## WORK TO DO
Reproduce the data below word for word, beginning at its first line and ending after the line that contains "balloon-label: 11 — [644, 232, 655, 244]".

— START OF DATA PROVIDED —

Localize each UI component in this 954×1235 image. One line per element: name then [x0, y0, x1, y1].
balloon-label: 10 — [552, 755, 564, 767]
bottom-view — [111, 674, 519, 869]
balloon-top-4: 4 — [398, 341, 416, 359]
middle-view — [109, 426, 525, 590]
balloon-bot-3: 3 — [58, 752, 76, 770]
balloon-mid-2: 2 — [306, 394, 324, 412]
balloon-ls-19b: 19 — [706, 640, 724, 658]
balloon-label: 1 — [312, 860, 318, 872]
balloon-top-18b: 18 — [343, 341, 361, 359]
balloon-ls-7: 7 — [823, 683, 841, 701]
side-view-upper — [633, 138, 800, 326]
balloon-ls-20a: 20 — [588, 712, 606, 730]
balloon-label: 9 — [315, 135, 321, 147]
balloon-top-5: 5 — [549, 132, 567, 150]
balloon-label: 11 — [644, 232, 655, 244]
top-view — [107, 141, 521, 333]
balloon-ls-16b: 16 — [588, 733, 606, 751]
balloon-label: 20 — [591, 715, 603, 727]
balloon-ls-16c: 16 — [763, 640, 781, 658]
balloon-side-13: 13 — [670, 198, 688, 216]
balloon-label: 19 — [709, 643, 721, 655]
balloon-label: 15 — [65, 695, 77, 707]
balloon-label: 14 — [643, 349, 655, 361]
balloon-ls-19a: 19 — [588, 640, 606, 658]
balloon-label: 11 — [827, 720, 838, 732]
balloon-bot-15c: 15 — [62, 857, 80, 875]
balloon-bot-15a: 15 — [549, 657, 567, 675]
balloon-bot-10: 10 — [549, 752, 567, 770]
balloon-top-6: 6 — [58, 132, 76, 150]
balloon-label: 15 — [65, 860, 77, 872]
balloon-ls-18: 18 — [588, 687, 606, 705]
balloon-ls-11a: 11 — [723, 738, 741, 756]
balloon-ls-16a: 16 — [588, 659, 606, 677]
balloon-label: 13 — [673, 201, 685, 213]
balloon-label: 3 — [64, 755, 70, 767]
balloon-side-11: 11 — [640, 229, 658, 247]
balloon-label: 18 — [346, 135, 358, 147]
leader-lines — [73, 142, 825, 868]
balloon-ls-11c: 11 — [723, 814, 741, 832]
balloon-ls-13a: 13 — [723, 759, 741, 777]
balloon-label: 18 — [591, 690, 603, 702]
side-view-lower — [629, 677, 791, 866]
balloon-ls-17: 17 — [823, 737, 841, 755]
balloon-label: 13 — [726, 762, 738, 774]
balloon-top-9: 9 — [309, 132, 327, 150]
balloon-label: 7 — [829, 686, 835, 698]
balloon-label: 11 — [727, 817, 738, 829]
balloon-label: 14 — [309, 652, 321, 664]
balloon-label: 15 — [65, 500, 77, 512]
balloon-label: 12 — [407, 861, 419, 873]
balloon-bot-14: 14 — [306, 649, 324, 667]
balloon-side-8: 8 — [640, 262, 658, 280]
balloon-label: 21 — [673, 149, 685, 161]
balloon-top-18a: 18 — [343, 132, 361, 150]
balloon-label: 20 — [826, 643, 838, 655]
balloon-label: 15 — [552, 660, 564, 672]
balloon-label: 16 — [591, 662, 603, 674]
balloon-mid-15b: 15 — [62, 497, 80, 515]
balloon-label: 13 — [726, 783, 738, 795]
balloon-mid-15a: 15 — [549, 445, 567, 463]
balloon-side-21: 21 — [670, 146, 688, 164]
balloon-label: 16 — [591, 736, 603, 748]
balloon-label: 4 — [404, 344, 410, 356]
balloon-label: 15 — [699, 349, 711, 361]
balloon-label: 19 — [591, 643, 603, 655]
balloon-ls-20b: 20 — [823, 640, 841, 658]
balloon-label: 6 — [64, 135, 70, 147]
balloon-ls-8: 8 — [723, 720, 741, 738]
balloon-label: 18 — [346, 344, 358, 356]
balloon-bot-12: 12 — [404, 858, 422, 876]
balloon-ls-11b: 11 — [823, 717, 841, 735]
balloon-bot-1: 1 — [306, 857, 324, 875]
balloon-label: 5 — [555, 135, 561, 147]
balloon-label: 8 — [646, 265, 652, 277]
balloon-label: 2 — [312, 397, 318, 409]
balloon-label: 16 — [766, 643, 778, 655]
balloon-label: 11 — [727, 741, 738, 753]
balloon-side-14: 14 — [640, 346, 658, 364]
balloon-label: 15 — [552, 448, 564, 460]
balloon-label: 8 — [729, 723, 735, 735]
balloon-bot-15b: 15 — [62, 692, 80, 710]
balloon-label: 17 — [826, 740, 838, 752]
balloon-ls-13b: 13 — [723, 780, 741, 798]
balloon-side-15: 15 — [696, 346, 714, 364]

— END OF DATA PROVIDED —

## ANSWER IN FULL
Localize each UI component in this 954×1235 image. One line per element: name then [x0, y0, x1, y1].
balloon-label: 10 — [552, 755, 564, 767]
bottom-view — [111, 674, 519, 869]
balloon-top-4: 4 — [398, 341, 416, 359]
middle-view — [109, 426, 525, 590]
balloon-bot-3: 3 — [58, 752, 76, 770]
balloon-mid-2: 2 — [306, 394, 324, 412]
balloon-ls-19b: 19 — [706, 640, 724, 658]
balloon-label: 1 — [312, 860, 318, 872]
balloon-top-18b: 18 — [343, 341, 361, 359]
balloon-ls-7: 7 — [823, 683, 841, 701]
side-view-upper — [633, 138, 800, 326]
balloon-ls-20a: 20 — [588, 712, 606, 730]
balloon-label: 9 — [315, 135, 321, 147]
balloon-top-5: 5 — [549, 132, 567, 150]
balloon-label: 11 — [644, 232, 655, 244]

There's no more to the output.